**Goal:**
Every line from the line containing "Convert this screenshot" through the final line below is to be repeated exactly; no other line is.

(Extracted records)
■ ■ ■

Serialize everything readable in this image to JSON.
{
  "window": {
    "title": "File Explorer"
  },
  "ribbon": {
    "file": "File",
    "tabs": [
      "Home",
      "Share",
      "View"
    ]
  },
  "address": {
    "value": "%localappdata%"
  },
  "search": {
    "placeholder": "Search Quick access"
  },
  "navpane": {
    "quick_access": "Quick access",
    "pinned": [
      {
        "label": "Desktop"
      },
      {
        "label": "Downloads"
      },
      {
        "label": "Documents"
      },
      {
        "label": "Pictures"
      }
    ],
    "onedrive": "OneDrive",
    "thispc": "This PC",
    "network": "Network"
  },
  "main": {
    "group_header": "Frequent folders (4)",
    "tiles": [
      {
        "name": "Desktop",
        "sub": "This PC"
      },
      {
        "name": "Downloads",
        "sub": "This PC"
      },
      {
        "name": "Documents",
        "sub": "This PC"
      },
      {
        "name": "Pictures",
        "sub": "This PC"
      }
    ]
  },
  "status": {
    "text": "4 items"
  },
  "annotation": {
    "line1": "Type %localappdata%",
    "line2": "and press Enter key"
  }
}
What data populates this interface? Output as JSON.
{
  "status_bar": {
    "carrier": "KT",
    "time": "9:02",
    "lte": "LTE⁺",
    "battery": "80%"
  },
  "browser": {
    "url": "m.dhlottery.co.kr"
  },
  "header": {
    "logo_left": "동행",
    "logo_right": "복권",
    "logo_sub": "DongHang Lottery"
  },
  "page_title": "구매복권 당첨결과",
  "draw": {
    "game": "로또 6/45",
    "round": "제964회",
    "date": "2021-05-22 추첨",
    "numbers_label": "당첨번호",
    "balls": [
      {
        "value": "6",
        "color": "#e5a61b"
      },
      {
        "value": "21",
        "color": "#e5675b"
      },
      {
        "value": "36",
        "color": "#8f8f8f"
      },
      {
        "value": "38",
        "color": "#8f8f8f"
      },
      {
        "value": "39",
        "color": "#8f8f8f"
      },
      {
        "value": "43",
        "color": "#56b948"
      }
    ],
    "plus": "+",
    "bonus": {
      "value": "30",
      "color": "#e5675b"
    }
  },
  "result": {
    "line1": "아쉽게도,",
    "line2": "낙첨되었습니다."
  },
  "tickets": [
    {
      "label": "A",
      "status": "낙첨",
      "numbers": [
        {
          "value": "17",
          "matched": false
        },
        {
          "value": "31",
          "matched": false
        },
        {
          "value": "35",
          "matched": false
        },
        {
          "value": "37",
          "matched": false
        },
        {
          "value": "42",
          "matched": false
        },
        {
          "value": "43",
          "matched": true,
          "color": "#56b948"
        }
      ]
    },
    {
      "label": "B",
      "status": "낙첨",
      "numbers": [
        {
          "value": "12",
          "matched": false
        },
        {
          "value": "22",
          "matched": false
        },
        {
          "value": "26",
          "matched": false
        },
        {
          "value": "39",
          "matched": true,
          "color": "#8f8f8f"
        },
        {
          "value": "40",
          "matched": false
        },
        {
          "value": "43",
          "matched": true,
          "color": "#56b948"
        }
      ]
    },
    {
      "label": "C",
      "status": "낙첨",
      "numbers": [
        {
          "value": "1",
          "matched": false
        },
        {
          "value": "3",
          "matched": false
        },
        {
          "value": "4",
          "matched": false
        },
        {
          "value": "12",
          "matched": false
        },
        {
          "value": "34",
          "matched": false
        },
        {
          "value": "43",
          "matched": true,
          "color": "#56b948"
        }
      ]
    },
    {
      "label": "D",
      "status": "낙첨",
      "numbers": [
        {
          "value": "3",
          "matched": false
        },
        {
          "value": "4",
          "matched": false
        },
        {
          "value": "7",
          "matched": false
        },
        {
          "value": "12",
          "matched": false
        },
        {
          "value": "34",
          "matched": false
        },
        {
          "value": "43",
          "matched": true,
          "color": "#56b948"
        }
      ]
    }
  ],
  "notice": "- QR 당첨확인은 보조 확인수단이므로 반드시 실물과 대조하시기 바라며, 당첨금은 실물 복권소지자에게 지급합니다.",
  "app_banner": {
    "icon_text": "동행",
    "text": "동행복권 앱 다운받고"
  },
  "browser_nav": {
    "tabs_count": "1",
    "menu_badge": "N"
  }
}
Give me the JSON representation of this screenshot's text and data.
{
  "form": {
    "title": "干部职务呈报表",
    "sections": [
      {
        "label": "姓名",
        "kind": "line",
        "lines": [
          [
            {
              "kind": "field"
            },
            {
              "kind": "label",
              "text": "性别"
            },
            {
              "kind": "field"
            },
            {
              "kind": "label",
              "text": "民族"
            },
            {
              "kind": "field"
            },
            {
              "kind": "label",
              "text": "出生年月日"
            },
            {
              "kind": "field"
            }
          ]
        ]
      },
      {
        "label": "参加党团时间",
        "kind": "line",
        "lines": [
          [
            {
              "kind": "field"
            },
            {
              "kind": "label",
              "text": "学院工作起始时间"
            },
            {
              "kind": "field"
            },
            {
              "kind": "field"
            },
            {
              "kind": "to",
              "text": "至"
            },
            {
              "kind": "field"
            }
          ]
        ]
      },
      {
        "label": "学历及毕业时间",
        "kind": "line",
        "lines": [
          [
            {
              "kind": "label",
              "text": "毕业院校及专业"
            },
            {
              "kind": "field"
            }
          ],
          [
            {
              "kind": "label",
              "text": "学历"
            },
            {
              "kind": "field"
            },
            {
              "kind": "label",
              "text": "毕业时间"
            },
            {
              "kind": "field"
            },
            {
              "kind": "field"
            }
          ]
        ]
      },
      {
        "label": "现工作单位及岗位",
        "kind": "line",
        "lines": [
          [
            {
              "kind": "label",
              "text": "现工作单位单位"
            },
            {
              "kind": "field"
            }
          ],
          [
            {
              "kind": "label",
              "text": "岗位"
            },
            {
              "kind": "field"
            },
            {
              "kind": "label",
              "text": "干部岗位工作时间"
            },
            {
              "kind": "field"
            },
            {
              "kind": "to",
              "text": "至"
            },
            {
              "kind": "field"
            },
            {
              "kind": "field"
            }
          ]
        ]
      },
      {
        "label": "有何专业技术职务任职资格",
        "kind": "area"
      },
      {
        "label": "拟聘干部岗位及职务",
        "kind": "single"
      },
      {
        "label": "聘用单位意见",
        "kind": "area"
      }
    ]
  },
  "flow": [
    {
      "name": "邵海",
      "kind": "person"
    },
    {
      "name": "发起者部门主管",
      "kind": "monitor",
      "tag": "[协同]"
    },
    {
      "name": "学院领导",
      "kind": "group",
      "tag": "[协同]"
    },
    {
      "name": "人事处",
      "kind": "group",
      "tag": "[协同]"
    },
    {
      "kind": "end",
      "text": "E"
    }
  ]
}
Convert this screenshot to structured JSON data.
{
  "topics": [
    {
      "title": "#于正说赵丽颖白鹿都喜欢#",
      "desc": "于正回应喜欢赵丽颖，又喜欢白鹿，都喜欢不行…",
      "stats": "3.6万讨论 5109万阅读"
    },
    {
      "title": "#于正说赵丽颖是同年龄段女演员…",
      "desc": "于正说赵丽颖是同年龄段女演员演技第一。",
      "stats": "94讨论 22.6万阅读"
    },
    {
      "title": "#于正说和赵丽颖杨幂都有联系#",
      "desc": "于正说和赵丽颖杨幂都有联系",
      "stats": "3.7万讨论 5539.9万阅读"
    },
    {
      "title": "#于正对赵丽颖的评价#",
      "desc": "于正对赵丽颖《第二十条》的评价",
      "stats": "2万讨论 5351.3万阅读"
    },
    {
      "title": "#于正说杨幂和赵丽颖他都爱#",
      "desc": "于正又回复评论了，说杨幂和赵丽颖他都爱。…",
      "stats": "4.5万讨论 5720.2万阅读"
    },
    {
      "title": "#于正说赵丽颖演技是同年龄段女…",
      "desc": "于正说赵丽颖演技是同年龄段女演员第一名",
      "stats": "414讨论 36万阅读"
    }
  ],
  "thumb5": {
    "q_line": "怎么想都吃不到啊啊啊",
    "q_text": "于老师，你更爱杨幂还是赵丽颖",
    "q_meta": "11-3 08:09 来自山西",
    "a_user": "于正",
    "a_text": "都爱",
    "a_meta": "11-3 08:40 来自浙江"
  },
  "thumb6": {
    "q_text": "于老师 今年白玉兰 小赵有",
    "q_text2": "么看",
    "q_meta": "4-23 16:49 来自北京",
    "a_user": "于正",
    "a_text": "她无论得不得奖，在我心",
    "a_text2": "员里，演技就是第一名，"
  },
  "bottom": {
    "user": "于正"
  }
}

■ ■ ■

**Task answer:**
Convert this screenshot to structured JSON data.
{
  "topics": [
    {
      "title": "#于正说赵丽颖白鹿都喜欢#",
      "desc": "于正回应喜欢赵丽颖，又喜欢白鹿，都喜欢不行…",
      "stats": "3.6万讨论 5109万阅读"
    },
    {
      "title": "#于正说赵丽颖是同年龄段女演员…",
      "desc": "于正说赵丽颖是同年龄段女演员演技第一。",
      "stats": "94讨论 22.6万阅读"
    },
    {
      "title": "#于正说和赵丽颖杨幂都有联系#",
      "desc": "于正说和赵丽颖杨幂都有联系",
      "stats": "3.7万讨论 5539.9万阅读"
    },
    {
      "title": "#于正对赵丽颖的评价#",
      "desc": "于正对赵丽颖《第二十条》的评价",
      "stats": "2万讨论 5351.3万阅读"
    },
    {
      "title": "#于正说杨幂和赵丽颖他都爱#",
      "desc": "于正又回复评论了，说杨幂和赵丽颖他都爱。…",
      "stats": "4.5万讨论 5720.2万阅读"
    },
    {
      "title": "#于正说赵丽颖演技是同年龄段女…",
      "desc": "于正说赵丽颖演技是同年龄段女演员第一名",
      "stats": "414讨论 36万阅读"
    }
  ],
  "thumb5": {
    "q_line": "怎么想都吃不到啊啊啊",
    "q_text": "于老师，你更爱杨幂还是赵丽颖",
    "q_meta": "11-3 08:09 来自山西",
    "a_user": "于正",
    "a_text": "都爱",
    "a_meta": "11-3 08:40 来自浙江"
  },
  "thumb6": {
    "q_text": "于老师 今年白玉兰 小赵有",
    "q_text2": "么看",
    "q_meta": "4-23 16:49 来自北京",
    "a_user": "于正",
    "a_text": "她无论得不得奖，在我心",
    "a_text2": "员里，演技就是第一名，"
  },
  "bottom": {
    "user": "于正"
  }
}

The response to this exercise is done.